▶ _What is needed_
Keep only those lines of the records that include the string "color".
+++ Records to process +++
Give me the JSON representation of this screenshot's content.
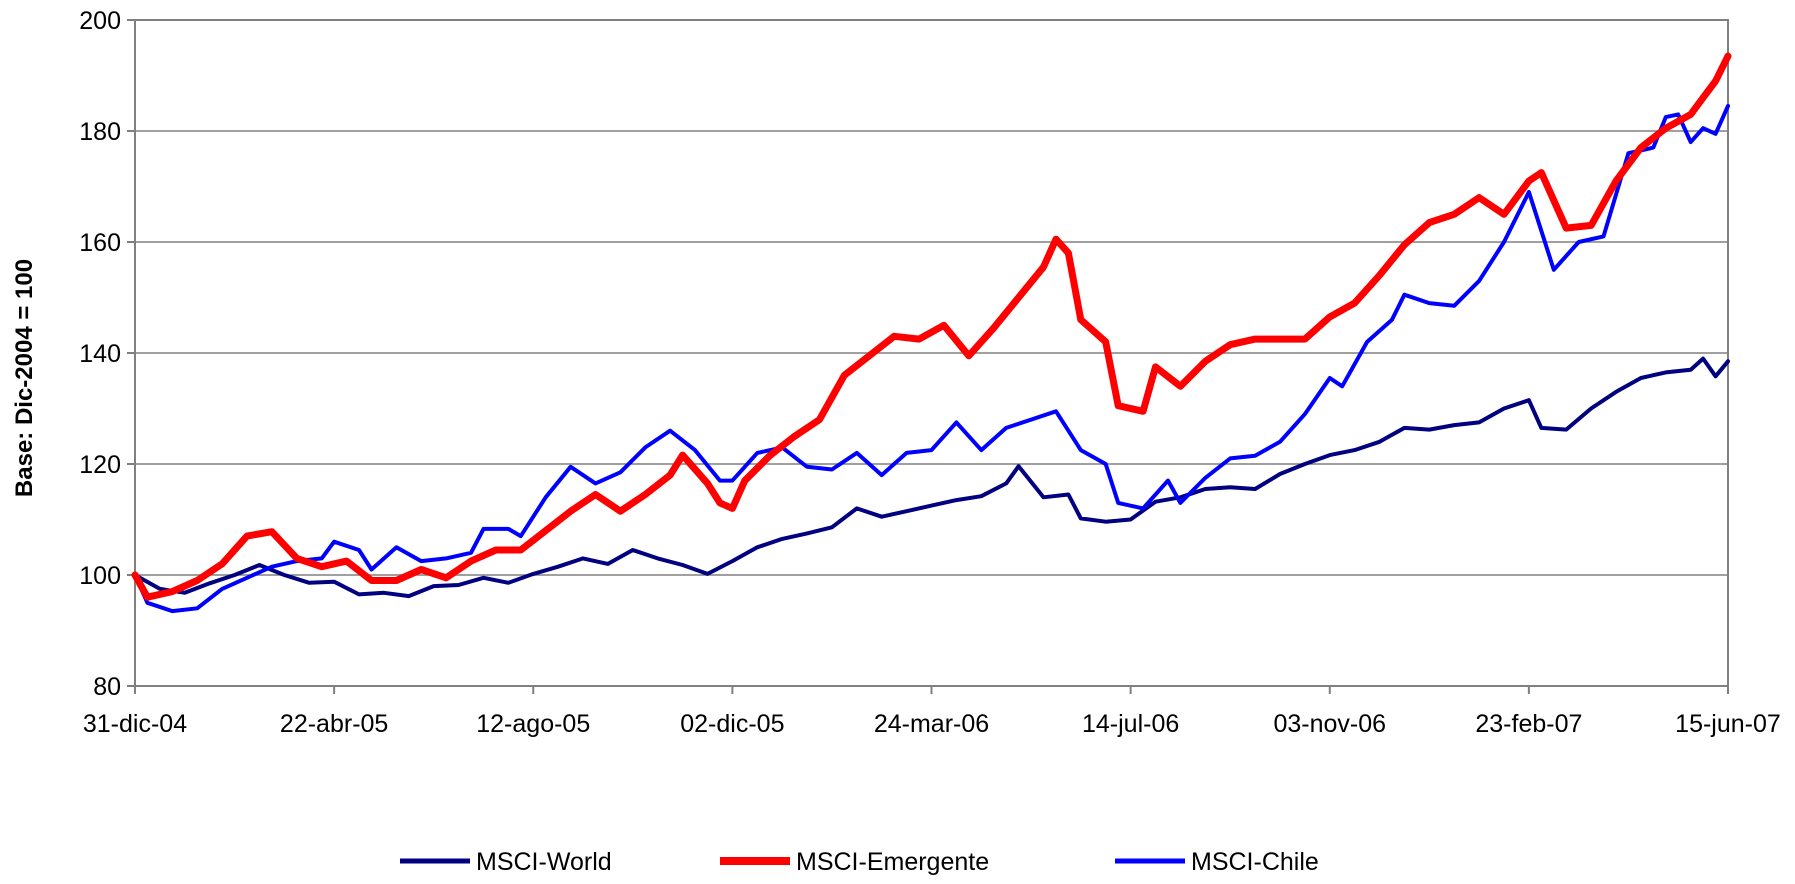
{
  "chart_data": {
    "type": "line",
    "title": "",
    "xlabel": "",
    "ylabel": "Base: Dic-2004 = 100",
    "ylim": [
      80,
      200
    ],
    "yticks": [
      "80",
      "100",
      "120",
      "140",
      "160",
      "180",
      "200"
    ],
    "xlim": [
      "2004-12-31",
      "2007-06-15"
    ],
    "xticks": [
      {
        "label": "31-dic-04",
        "date": "2004-12-31"
      },
      {
        "label": "22-abr-05",
        "date": "2005-04-22"
      },
      {
        "label": "12-ago-05",
        "date": "2005-08-12"
      },
      {
        "label": "02-dic-05",
        "date": "2005-12-02"
      },
      {
        "label": "24-mar-06",
        "date": "2006-03-24"
      },
      {
        "label": "14-jul-06",
        "date": "2006-07-14"
      },
      {
        "label": "03-nov-06",
        "date": "2006-11-03"
      },
      {
        "label": "23-feb-07",
        "date": "2007-02-23"
      },
      {
        "label": "15-jun-07",
        "date": "2007-06-15"
      }
    ],
    "grid": "horizontal",
    "legend_position": "bottom",
    "series": [
      {
        "name": "MSCI-World",
        "color": "#000080",
        "points": [
          [
            "2004-12-31",
            100
          ],
          [
            "2005-01-14",
            97.5
          ],
          [
            "2005-01-28",
            96.8
          ],
          [
            "2005-02-11",
            98.5
          ],
          [
            "2005-02-25",
            100
          ],
          [
            "2005-03-11",
            101.8
          ],
          [
            "2005-03-25",
            100
          ],
          [
            "2005-04-08",
            98.6
          ],
          [
            "2005-04-22",
            98.8
          ],
          [
            "2005-05-06",
            96.5
          ],
          [
            "2005-05-20",
            96.8
          ],
          [
            "2005-06-03",
            96.2
          ],
          [
            "2005-06-17",
            98
          ],
          [
            "2005-07-01",
            98.2
          ],
          [
            "2005-07-15",
            99.5
          ],
          [
            "2005-07-29",
            98.6
          ],
          [
            "2005-08-12",
            100.2
          ],
          [
            "2005-08-26",
            101.5
          ],
          [
            "2005-09-09",
            103
          ],
          [
            "2005-09-23",
            102
          ],
          [
            "2005-10-07",
            104.5
          ],
          [
            "2005-10-21",
            103
          ],
          [
            "2005-11-04",
            101.8
          ],
          [
            "2005-11-18",
            100.2
          ],
          [
            "2005-12-02",
            102.5
          ],
          [
            "2005-12-16",
            105
          ],
          [
            "2005-12-30",
            106.5
          ],
          [
            "2006-01-13",
            107.5
          ],
          [
            "2006-01-27",
            108.6
          ],
          [
            "2006-02-10",
            112
          ],
          [
            "2006-02-24",
            110.5
          ],
          [
            "2006-03-10",
            111.5
          ],
          [
            "2006-03-24",
            112.5
          ],
          [
            "2006-04-07",
            113.5
          ],
          [
            "2006-04-21",
            114.2
          ],
          [
            "2006-05-05",
            116.5
          ],
          [
            "2006-05-12",
            119.6
          ],
          [
            "2006-05-26",
            114
          ],
          [
            "2006-06-09",
            114.5
          ],
          [
            "2006-06-16",
            110.2
          ],
          [
            "2006-06-30",
            109.6
          ],
          [
            "2006-07-14",
            110
          ],
          [
            "2006-07-28",
            113.2
          ],
          [
            "2006-08-11",
            114
          ],
          [
            "2006-08-25",
            115.5
          ],
          [
            "2006-09-08",
            115.8
          ],
          [
            "2006-09-22",
            115.5
          ],
          [
            "2006-10-06",
            118.2
          ],
          [
            "2006-10-20",
            120
          ],
          [
            "2006-11-03",
            121.6
          ],
          [
            "2006-11-17",
            122.5
          ],
          [
            "2006-12-01",
            124
          ],
          [
            "2006-12-15",
            126.5
          ],
          [
            "2006-12-29",
            126.2
          ],
          [
            "2007-01-12",
            127
          ],
          [
            "2007-01-26",
            127.5
          ],
          [
            "2007-02-09",
            130
          ],
          [
            "2007-02-23",
            131.5
          ],
          [
            "2007-03-02",
            126.5
          ],
          [
            "2007-03-16",
            126.2
          ],
          [
            "2007-03-30",
            130
          ],
          [
            "2007-04-13",
            133
          ],
          [
            "2007-04-27",
            135.5
          ],
          [
            "2007-05-11",
            136.5
          ],
          [
            "2007-05-25",
            137
          ],
          [
            "2007-06-01",
            139
          ],
          [
            "2007-06-08",
            135.8
          ],
          [
            "2007-06-15",
            138.5
          ]
        ]
      },
      {
        "name": "MSCI-Emergente",
        "color": "#ff0000",
        "points": [
          [
            "2004-12-31",
            100
          ],
          [
            "2005-01-07",
            96
          ],
          [
            "2005-01-21",
            97
          ],
          [
            "2005-02-04",
            99
          ],
          [
            "2005-02-18",
            102
          ],
          [
            "2005-03-04",
            107
          ],
          [
            "2005-03-18",
            107.8
          ],
          [
            "2005-04-01",
            103
          ],
          [
            "2005-04-15",
            101.5
          ],
          [
            "2005-04-29",
            102.5
          ],
          [
            "2005-05-13",
            99
          ],
          [
            "2005-05-27",
            99
          ],
          [
            "2005-06-10",
            101
          ],
          [
            "2005-06-24",
            99.5
          ],
          [
            "2005-07-08",
            102.5
          ],
          [
            "2005-07-22",
            104.5
          ],
          [
            "2005-08-05",
            104.5
          ],
          [
            "2005-08-19",
            108
          ],
          [
            "2005-09-02",
            111.5
          ],
          [
            "2005-09-16",
            114.5
          ],
          [
            "2005-09-30",
            111.5
          ],
          [
            "2005-10-14",
            114.5
          ],
          [
            "2005-10-28",
            118
          ],
          [
            "2005-11-04",
            121.6
          ],
          [
            "2005-11-18",
            116.5
          ],
          [
            "2005-11-25",
            113
          ],
          [
            "2005-12-02",
            112
          ],
          [
            "2005-12-09",
            117
          ],
          [
            "2005-12-23",
            121.5
          ],
          [
            "2006-01-06",
            125
          ],
          [
            "2006-01-20",
            128
          ],
          [
            "2006-02-03",
            136
          ],
          [
            "2006-02-17",
            139.5
          ],
          [
            "2006-03-03",
            143
          ],
          [
            "2006-03-17",
            142.5
          ],
          [
            "2006-03-31",
            145
          ],
          [
            "2006-04-14",
            139.5
          ],
          [
            "2006-04-28",
            144.5
          ],
          [
            "2006-05-12",
            150
          ],
          [
            "2006-05-26",
            155.5
          ],
          [
            "2006-06-02",
            160.5
          ],
          [
            "2006-06-09",
            158
          ],
          [
            "2006-06-16",
            146
          ],
          [
            "2006-06-30",
            142
          ],
          [
            "2006-07-07",
            130.5
          ],
          [
            "2006-07-21",
            129.5
          ],
          [
            "2006-07-28",
            137.5
          ],
          [
            "2006-08-11",
            134
          ],
          [
            "2006-08-25",
            138.5
          ],
          [
            "2006-09-08",
            141.5
          ],
          [
            "2006-09-22",
            142.5
          ],
          [
            "2006-10-06",
            142.5
          ],
          [
            "2006-10-20",
            142.5
          ],
          [
            "2006-11-03",
            146.5
          ],
          [
            "2006-11-17",
            149
          ],
          [
            "2006-12-01",
            154
          ],
          [
            "2006-12-15",
            159.5
          ],
          [
            "2006-12-29",
            163.5
          ],
          [
            "2007-01-12",
            165
          ],
          [
            "2007-01-26",
            168
          ],
          [
            "2007-02-09",
            165
          ],
          [
            "2007-02-23",
            171
          ],
          [
            "2007-03-02",
            172.5
          ],
          [
            "2007-03-16",
            162.5
          ],
          [
            "2007-03-30",
            163
          ],
          [
            "2007-04-13",
            171
          ],
          [
            "2007-04-27",
            177
          ],
          [
            "2007-05-11",
            180.5
          ],
          [
            "2007-05-25",
            183
          ],
          [
            "2007-06-01",
            186
          ],
          [
            "2007-06-08",
            189
          ],
          [
            "2007-06-15",
            193.5
          ]
        ]
      },
      {
        "name": "MSCI-Chile",
        "color": "#0000ff",
        "points": [
          [
            "2004-12-31",
            100
          ],
          [
            "2005-01-07",
            95
          ],
          [
            "2005-01-21",
            93.5
          ],
          [
            "2005-02-04",
            94
          ],
          [
            "2005-02-18",
            97.5
          ],
          [
            "2005-03-04",
            99.5
          ],
          [
            "2005-03-18",
            101.5
          ],
          [
            "2005-04-01",
            102.5
          ],
          [
            "2005-04-15",
            103
          ],
          [
            "2005-04-22",
            106
          ],
          [
            "2005-05-06",
            104.5
          ],
          [
            "2005-05-13",
            101
          ],
          [
            "2005-05-27",
            105
          ],
          [
            "2005-06-10",
            102.5
          ],
          [
            "2005-06-24",
            103
          ],
          [
            "2005-07-08",
            104
          ],
          [
            "2005-07-15",
            108.3
          ],
          [
            "2005-07-29",
            108.3
          ],
          [
            "2005-08-05",
            107
          ],
          [
            "2005-08-19",
            114
          ],
          [
            "2005-09-02",
            119.5
          ],
          [
            "2005-09-16",
            116.5
          ],
          [
            "2005-09-30",
            118.5
          ],
          [
            "2005-10-14",
            123
          ],
          [
            "2005-10-28",
            126
          ],
          [
            "2005-11-11",
            122.5
          ],
          [
            "2005-11-25",
            117
          ],
          [
            "2005-12-02",
            117
          ],
          [
            "2005-12-16",
            122
          ],
          [
            "2005-12-30",
            123
          ],
          [
            "2006-01-13",
            119.5
          ],
          [
            "2006-01-27",
            119
          ],
          [
            "2006-02-10",
            122
          ],
          [
            "2006-02-24",
            118
          ],
          [
            "2006-03-10",
            122
          ],
          [
            "2006-03-24",
            122.5
          ],
          [
            "2006-04-07",
            127.5
          ],
          [
            "2006-04-21",
            122.5
          ],
          [
            "2006-05-05",
            126.5
          ],
          [
            "2006-05-19",
            128
          ],
          [
            "2006-06-02",
            129.5
          ],
          [
            "2006-06-16",
            122.5
          ],
          [
            "2006-06-30",
            120
          ],
          [
            "2006-07-07",
            113
          ],
          [
            "2006-07-21",
            112
          ],
          [
            "2006-08-04",
            117
          ],
          [
            "2006-08-11",
            113
          ],
          [
            "2006-08-25",
            117.5
          ],
          [
            "2006-09-08",
            121
          ],
          [
            "2006-09-22",
            121.5
          ],
          [
            "2006-10-06",
            124
          ],
          [
            "2006-10-20",
            129
          ],
          [
            "2006-11-03",
            135.5
          ],
          [
            "2006-11-10",
            134
          ],
          [
            "2006-11-24",
            142
          ],
          [
            "2006-12-08",
            146
          ],
          [
            "2006-12-15",
            150.5
          ],
          [
            "2006-12-29",
            149
          ],
          [
            "2007-01-12",
            148.5
          ],
          [
            "2007-01-26",
            153
          ],
          [
            "2007-02-09",
            160
          ],
          [
            "2007-02-23",
            169
          ],
          [
            "2007-03-09",
            155
          ],
          [
            "2007-03-23",
            160
          ],
          [
            "2007-04-06",
            161
          ],
          [
            "2007-04-20",
            176
          ],
          [
            "2007-05-04",
            177
          ],
          [
            "2007-05-11",
            182.5
          ],
          [
            "2007-05-18",
            183
          ],
          [
            "2007-05-25",
            178
          ],
          [
            "2007-06-01",
            180.5
          ],
          [
            "2007-06-08",
            179.5
          ],
          [
            "2007-06-15",
            184.5
          ]
        ]
      }
    ]
  }
}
+++
▶ _The result_
        "color": "#000080",
        "color": "#ff0000",
        "color": "#0000ff",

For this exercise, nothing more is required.